Questions »
1 – In the IBV passage, how many genotypes have been identified worldwide?
2 – Condense the paragraph of the IBV passage that begins "To date, nine IBV genotypes" into a shorter version that keeps its main facts.
3 – Carry on the IBV passage from its last sentence.

*** Opening Provided text ***

To date, nine IBV genotypes (GI to GIX) comprising 39 lineages have been identified worldwide [2,14,15,16,17,18,19]. Among these, lineages GI-1, GI-9, GI-11, GI-13, GI-16, and GI-23 have been reported in South American countries, including Colombia [20], Trinidad and Tobago [21], Uruguay [7,22], Chile [23,24], Peru [25,26], Argentina [7], and Brazil [2,9,27,28]. However, there are no available data on the circulation of different IBV lineages in Bolivia, hindering the development of effective control and vaccination strategies.

*** Closing Provided text ***
*** Opening Data for review ***

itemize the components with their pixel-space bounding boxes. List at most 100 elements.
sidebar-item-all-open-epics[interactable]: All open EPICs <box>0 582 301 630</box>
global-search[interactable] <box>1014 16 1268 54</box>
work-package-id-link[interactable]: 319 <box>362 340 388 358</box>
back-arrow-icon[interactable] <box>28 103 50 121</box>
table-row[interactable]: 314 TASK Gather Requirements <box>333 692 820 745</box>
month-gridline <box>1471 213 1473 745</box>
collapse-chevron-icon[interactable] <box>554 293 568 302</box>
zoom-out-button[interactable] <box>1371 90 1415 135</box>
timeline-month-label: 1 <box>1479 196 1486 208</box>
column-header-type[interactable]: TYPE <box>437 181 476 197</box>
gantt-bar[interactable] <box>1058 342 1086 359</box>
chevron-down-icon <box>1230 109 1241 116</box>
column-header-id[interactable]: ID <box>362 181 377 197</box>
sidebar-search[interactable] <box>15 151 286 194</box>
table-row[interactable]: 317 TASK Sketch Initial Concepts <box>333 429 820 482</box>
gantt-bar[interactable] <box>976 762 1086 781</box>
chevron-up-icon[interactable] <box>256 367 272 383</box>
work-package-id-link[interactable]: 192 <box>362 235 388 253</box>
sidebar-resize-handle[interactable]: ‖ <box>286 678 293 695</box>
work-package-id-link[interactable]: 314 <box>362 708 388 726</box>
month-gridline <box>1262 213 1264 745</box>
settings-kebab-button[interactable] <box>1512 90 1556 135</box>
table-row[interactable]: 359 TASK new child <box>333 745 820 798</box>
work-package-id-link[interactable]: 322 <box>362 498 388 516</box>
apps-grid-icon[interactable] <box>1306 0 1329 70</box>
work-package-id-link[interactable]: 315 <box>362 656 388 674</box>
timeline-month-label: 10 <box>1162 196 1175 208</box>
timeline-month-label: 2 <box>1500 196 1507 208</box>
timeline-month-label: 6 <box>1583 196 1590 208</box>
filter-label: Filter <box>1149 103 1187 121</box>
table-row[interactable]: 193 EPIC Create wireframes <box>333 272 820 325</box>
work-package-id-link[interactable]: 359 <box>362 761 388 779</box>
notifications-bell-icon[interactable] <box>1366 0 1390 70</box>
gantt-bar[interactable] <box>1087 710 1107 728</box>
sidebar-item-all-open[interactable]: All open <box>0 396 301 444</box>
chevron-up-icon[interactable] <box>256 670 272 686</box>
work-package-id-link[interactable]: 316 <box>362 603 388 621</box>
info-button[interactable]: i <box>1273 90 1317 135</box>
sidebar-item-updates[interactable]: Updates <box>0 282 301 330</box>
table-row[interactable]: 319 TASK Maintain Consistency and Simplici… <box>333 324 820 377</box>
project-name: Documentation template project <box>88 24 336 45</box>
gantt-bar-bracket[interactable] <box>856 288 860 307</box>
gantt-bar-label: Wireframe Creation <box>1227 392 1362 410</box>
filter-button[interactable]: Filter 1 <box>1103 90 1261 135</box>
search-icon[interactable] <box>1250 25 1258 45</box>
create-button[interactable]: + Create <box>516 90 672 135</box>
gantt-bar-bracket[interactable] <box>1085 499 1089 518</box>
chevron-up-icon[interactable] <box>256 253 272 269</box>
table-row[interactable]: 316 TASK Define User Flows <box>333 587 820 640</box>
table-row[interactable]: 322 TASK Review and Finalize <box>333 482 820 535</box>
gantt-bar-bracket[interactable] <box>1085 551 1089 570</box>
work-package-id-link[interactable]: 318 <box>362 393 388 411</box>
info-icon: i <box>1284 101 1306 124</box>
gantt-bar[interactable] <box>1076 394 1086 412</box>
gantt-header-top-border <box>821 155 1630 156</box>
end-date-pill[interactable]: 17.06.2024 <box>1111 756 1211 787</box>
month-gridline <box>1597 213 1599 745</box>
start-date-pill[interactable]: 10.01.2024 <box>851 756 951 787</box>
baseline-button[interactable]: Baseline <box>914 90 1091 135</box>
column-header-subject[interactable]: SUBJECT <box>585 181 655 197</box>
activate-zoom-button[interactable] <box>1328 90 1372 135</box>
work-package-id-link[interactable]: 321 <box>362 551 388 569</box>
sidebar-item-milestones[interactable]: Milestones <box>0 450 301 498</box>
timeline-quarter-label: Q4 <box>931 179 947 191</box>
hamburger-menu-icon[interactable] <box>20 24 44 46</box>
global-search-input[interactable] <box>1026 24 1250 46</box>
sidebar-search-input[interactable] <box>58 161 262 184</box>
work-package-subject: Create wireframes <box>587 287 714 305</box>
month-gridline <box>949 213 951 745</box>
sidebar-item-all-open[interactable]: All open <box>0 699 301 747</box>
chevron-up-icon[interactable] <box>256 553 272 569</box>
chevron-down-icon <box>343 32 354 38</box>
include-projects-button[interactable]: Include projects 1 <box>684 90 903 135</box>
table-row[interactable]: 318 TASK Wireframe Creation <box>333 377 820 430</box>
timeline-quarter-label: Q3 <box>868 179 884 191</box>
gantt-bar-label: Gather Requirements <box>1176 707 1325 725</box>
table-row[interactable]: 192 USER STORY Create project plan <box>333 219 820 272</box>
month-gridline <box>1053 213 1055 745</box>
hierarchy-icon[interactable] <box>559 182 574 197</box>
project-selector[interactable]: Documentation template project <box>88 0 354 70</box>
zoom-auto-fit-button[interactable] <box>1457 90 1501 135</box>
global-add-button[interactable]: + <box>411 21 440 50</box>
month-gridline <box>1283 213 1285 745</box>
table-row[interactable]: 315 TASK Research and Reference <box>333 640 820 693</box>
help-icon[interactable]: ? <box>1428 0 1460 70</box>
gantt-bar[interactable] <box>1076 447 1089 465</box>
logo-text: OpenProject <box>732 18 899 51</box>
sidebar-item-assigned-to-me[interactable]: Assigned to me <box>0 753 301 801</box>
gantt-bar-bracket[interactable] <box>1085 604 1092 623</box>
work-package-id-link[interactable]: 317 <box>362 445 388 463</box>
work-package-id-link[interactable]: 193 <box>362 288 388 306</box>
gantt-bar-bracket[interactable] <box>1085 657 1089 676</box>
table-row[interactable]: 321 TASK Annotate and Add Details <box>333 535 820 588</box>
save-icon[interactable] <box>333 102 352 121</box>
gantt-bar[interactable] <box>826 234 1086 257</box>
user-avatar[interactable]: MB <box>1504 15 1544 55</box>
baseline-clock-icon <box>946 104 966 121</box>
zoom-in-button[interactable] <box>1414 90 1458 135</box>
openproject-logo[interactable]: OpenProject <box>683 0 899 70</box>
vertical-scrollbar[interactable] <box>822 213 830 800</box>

*** Closing Data for review ***

Replies »
1 – Nine genotypes (GI to GIX), comprising 39 lineages.

2 – Nine IBV genotypes (GI to GIX), with 39 lineages, have been identified worldwide. Lineages GI-1, GI-9, GI-11, GI-13, GI-16, and GI-23 have been reported in South America, including Colombia, Trinidad and Tobago, Uruguay, Chile, Peru, Argentina, and Brazil. No data exist on which IBV lineages circulate in Bolivia, which hinders effective control and vaccination strategies.

3 –
Most IBV outbreaks in South America involve the GI-1, GI-11, and GI-16 lineages. The GI-1 lineage is primarily associated with respiratory problems and is characterized as a vaccine-type strain [2,20,21,29]. The GI-11 and GI-16 lineages have been linked to respiratory disease, infertility, decreased egg production, and poor egg quality [30]. Some strains within these lineages have exhibited recombination events [7]. Recently, a new lineage, GI-23, was reported only in Brazil during an outbreak in 2022 [9] and deserves greater attention due to its rapid spread to different continents of the world [31,32]. The GI-23 lineage is of particular concern due to its high pathogenicity and association with severe upper respiratory and kidney diseases in poultry [2].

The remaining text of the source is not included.